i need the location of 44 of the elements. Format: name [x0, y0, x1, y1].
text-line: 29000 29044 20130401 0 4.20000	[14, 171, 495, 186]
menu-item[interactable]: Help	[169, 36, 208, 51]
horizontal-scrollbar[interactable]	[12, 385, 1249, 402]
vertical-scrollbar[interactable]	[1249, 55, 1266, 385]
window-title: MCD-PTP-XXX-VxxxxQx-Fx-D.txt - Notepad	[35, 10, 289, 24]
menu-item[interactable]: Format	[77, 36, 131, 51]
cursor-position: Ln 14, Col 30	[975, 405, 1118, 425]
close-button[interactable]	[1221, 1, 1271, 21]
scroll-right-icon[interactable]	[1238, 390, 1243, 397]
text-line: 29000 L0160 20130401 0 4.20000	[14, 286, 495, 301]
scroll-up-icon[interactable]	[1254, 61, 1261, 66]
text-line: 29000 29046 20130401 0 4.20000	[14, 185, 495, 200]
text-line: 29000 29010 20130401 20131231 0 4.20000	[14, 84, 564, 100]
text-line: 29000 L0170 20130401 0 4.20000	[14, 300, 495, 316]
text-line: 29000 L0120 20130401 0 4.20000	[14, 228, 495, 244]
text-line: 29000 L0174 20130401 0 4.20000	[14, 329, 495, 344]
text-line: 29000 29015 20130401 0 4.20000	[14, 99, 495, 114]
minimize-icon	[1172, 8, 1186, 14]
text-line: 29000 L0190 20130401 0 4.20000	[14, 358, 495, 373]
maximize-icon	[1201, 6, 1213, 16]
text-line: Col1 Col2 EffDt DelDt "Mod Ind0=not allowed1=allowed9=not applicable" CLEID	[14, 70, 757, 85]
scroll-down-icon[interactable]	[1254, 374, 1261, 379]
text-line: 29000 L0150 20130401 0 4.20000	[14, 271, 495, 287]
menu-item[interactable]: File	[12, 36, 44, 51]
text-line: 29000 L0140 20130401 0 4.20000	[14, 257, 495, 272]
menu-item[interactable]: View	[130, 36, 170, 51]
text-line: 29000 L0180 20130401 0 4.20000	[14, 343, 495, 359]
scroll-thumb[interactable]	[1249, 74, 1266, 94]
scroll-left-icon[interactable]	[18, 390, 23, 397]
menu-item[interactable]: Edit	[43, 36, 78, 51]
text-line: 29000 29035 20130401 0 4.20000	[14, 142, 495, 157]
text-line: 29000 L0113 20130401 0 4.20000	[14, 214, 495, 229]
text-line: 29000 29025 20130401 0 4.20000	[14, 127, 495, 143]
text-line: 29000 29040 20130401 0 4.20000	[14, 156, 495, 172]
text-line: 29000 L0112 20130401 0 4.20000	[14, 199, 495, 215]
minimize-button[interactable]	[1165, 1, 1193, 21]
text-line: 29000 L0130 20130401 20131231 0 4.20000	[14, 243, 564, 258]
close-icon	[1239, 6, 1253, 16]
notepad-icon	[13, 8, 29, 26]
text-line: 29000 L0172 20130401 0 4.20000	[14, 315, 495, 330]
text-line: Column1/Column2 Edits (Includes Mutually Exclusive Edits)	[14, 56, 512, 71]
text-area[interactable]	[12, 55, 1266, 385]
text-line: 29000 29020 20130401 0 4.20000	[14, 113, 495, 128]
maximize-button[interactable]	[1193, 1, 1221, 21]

——

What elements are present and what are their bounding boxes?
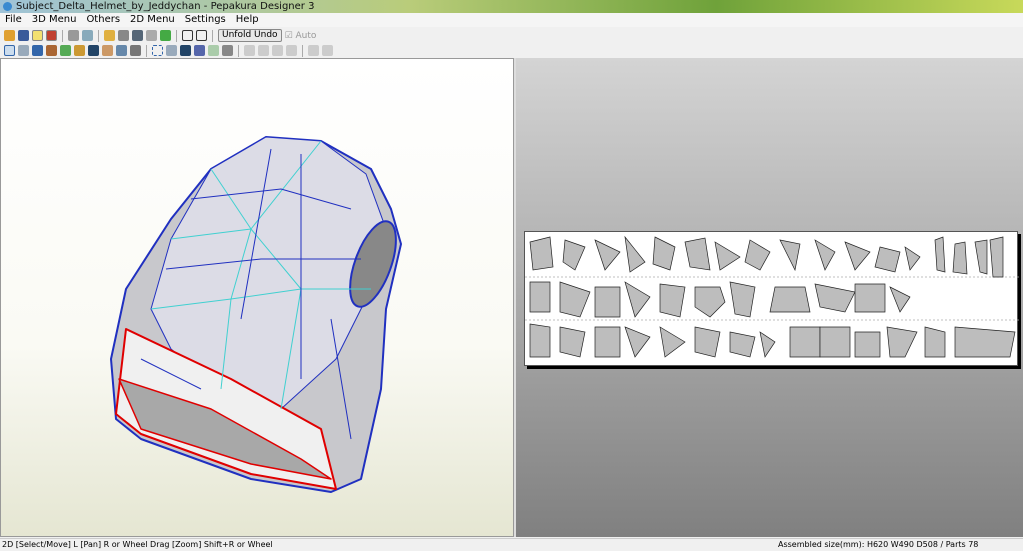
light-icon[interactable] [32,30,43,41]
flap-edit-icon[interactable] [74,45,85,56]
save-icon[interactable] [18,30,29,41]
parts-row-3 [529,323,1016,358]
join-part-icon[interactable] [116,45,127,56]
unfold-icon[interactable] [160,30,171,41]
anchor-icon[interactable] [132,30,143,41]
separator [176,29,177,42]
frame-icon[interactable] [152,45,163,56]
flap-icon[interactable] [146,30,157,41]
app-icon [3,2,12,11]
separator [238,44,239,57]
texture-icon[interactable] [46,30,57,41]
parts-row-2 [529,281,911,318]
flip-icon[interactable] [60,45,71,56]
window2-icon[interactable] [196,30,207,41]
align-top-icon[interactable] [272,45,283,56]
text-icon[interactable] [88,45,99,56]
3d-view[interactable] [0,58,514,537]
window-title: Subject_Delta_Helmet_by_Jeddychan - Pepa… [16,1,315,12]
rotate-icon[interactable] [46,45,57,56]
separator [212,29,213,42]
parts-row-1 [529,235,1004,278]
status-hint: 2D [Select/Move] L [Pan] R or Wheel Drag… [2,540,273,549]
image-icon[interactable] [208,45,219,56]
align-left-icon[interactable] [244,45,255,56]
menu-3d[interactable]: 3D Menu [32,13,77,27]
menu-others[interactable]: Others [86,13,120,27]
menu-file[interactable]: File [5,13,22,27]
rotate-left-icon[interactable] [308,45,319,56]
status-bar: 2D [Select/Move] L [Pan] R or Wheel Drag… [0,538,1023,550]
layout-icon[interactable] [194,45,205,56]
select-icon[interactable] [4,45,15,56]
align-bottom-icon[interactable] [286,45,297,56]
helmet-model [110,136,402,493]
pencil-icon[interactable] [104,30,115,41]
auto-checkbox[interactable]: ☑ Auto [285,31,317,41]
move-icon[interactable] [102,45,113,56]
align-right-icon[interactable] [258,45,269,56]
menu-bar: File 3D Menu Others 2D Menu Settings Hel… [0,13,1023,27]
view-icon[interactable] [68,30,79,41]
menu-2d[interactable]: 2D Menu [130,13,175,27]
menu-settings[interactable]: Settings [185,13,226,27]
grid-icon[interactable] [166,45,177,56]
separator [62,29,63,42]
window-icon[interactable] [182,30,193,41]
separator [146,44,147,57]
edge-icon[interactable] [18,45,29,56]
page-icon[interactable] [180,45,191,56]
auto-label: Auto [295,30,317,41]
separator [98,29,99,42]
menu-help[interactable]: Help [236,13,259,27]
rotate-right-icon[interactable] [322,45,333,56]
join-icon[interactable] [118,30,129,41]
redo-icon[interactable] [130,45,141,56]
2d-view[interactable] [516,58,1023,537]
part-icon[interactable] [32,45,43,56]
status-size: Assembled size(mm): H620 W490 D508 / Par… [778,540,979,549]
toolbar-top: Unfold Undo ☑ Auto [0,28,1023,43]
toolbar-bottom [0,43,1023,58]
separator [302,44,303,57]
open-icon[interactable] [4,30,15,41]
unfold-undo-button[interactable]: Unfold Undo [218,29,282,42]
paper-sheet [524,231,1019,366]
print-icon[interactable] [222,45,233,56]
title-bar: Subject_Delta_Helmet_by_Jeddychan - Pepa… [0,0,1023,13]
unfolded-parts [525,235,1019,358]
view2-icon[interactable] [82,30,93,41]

——

### To do
Copy out the records verbatim, from the line containing "light-icon[interactable] [32,30,43,41]" through the line containing "menu-file[interactable]: File [5,13,22,27]", including both of those lines.

### Result of the task
light-icon[interactable] [32,30,43,41]
flap-edit-icon[interactable] [74,45,85,56]
save-icon[interactable] [18,30,29,41]
parts-row-3 [529,323,1016,358]
join-part-icon[interactable] [116,45,127,56]
unfold-icon[interactable] [160,30,171,41]
anchor-icon[interactable] [132,30,143,41]
separator [176,29,177,42]
frame-icon[interactable] [152,45,163,56]
flap-icon[interactable] [146,30,157,41]
app-icon [3,2,12,11]
separator [238,44,239,57]
texture-icon[interactable] [46,30,57,41]
parts-row-2 [529,281,911,318]
flip-icon[interactable] [60,45,71,56]
window2-icon[interactable] [196,30,207,41]
align-top-icon[interactable] [272,45,283,56]
text-icon[interactable] [88,45,99,56]
3d-view[interactable] [0,58,514,537]
window-title: Subject_Delta_Helmet_by_Jeddychan - Pepa… [16,1,315,12]
rotate-icon[interactable] [46,45,57,56]
separator [212,29,213,42]
parts-row-1 [529,235,1004,278]
status-hint: 2D [Select/Move] L [Pan] R or Wheel Drag… [2,540,273,549]
image-icon[interactable] [208,45,219,56]
align-left-icon[interactable] [244,45,255,56]
menu-3d[interactable]: 3D Menu [32,13,77,27]
menu-others[interactable]: Others [86,13,120,27]
menu-file[interactable]: File [5,13,22,27]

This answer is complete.